_WORK TO BE COMPLETED_
Every line below that contains "interrupciones" is to be copied.

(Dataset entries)
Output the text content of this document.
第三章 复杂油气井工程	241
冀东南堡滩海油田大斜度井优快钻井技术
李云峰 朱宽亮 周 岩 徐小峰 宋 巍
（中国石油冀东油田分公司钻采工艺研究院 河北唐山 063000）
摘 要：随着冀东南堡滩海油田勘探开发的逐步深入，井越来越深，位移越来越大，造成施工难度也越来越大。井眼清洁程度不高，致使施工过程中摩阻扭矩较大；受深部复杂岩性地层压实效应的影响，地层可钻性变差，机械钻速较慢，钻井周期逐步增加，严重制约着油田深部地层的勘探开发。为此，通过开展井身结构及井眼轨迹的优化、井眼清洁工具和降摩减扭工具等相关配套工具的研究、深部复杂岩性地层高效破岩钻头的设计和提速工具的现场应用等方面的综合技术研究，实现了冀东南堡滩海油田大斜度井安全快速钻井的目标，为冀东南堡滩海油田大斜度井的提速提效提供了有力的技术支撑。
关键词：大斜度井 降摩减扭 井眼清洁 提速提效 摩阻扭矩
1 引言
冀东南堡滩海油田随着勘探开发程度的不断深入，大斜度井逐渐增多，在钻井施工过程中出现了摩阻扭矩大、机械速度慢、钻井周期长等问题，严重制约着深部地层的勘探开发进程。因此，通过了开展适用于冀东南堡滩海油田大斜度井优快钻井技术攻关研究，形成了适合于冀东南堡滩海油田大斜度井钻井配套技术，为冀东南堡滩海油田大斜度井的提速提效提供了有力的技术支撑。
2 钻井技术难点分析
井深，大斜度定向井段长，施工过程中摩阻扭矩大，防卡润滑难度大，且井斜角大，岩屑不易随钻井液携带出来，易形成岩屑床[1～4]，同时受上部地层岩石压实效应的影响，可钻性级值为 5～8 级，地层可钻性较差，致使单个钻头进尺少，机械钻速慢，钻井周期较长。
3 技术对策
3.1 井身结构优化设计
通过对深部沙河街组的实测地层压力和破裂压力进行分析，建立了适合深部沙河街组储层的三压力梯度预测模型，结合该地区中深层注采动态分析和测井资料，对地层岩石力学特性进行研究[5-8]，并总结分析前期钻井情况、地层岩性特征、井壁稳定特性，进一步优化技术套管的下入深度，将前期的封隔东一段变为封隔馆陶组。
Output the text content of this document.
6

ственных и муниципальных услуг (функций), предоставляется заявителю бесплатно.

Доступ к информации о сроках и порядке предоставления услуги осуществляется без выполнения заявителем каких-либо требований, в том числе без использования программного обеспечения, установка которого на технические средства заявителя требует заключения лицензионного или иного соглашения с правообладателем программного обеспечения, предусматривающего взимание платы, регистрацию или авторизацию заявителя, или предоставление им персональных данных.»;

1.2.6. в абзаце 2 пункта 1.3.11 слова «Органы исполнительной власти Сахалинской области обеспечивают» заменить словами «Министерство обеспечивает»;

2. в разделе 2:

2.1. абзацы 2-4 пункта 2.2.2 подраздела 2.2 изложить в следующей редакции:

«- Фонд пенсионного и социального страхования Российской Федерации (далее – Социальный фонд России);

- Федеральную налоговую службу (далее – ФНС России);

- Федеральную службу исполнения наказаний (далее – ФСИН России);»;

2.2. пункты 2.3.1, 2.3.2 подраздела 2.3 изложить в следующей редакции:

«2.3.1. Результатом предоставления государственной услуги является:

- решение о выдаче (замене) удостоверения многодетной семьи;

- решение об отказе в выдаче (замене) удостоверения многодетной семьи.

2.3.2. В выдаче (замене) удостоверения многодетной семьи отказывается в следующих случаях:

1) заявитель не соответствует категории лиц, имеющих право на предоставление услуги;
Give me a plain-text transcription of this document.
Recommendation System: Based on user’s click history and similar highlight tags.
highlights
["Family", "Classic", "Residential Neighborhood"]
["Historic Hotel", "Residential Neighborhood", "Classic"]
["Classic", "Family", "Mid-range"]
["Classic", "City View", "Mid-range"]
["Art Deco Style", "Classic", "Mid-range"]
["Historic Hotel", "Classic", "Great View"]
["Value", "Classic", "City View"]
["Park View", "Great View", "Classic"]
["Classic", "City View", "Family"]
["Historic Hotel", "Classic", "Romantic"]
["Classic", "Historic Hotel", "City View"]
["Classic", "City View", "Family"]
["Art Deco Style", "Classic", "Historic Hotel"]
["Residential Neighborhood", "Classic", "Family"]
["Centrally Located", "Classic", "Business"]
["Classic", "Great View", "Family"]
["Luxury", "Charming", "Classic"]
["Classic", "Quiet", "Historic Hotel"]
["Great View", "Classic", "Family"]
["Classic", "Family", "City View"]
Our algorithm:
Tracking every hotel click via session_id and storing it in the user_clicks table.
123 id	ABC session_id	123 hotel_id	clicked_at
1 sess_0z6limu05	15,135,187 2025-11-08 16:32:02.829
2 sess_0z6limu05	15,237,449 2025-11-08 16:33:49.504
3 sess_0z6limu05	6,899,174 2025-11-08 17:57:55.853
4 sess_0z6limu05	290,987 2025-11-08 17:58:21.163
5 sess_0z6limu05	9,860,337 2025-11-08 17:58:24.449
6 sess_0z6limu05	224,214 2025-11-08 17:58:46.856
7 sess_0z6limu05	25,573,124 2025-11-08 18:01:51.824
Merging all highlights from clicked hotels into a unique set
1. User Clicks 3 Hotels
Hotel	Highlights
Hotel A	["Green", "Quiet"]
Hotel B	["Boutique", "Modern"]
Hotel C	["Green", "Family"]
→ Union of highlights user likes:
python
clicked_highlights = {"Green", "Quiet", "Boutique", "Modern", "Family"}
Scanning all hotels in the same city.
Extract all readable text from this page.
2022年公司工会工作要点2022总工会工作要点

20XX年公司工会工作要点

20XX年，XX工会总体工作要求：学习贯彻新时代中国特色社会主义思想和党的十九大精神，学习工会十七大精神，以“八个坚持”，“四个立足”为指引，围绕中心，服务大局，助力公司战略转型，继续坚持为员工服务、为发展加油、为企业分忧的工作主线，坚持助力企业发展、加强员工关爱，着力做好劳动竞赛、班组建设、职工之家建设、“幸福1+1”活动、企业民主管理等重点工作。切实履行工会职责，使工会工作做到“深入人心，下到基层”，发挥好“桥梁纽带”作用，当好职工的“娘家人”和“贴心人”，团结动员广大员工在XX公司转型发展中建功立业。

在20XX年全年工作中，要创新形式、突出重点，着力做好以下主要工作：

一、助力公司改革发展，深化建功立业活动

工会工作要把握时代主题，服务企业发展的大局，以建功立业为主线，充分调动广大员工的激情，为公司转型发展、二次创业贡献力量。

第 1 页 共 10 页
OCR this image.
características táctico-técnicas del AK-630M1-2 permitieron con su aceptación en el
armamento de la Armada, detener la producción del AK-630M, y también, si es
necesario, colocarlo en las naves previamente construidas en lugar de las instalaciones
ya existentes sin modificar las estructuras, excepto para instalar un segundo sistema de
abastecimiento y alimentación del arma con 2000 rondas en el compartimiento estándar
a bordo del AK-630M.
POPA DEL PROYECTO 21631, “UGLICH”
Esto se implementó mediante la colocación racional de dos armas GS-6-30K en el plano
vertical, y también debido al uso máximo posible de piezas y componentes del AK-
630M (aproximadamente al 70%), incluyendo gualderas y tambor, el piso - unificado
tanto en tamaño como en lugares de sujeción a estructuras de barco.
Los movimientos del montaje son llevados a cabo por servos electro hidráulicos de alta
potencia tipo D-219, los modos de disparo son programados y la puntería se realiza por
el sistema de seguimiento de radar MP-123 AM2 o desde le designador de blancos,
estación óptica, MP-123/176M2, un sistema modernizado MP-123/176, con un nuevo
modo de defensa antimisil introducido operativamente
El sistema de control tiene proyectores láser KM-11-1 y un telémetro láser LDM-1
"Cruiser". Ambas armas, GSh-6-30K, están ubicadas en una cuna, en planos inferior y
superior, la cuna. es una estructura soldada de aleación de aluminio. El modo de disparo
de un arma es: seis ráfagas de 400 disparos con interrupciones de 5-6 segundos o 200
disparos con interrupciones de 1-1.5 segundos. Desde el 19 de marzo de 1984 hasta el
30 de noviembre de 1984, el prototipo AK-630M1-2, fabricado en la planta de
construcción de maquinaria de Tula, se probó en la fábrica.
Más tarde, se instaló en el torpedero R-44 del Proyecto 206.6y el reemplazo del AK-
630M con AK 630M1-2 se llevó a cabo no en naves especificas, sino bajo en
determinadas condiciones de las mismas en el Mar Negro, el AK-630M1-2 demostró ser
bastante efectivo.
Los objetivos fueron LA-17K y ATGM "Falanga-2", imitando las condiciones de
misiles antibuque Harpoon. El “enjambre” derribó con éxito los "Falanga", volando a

_EXERCISE ANSWER_
de un arma es: seis ráfagas de 400 disparos con interrupciones de 5-6 segundos o 200
disparos con interrupciones de 1-1.5 segundos. Desde el 19 de marzo de 1984 hasta el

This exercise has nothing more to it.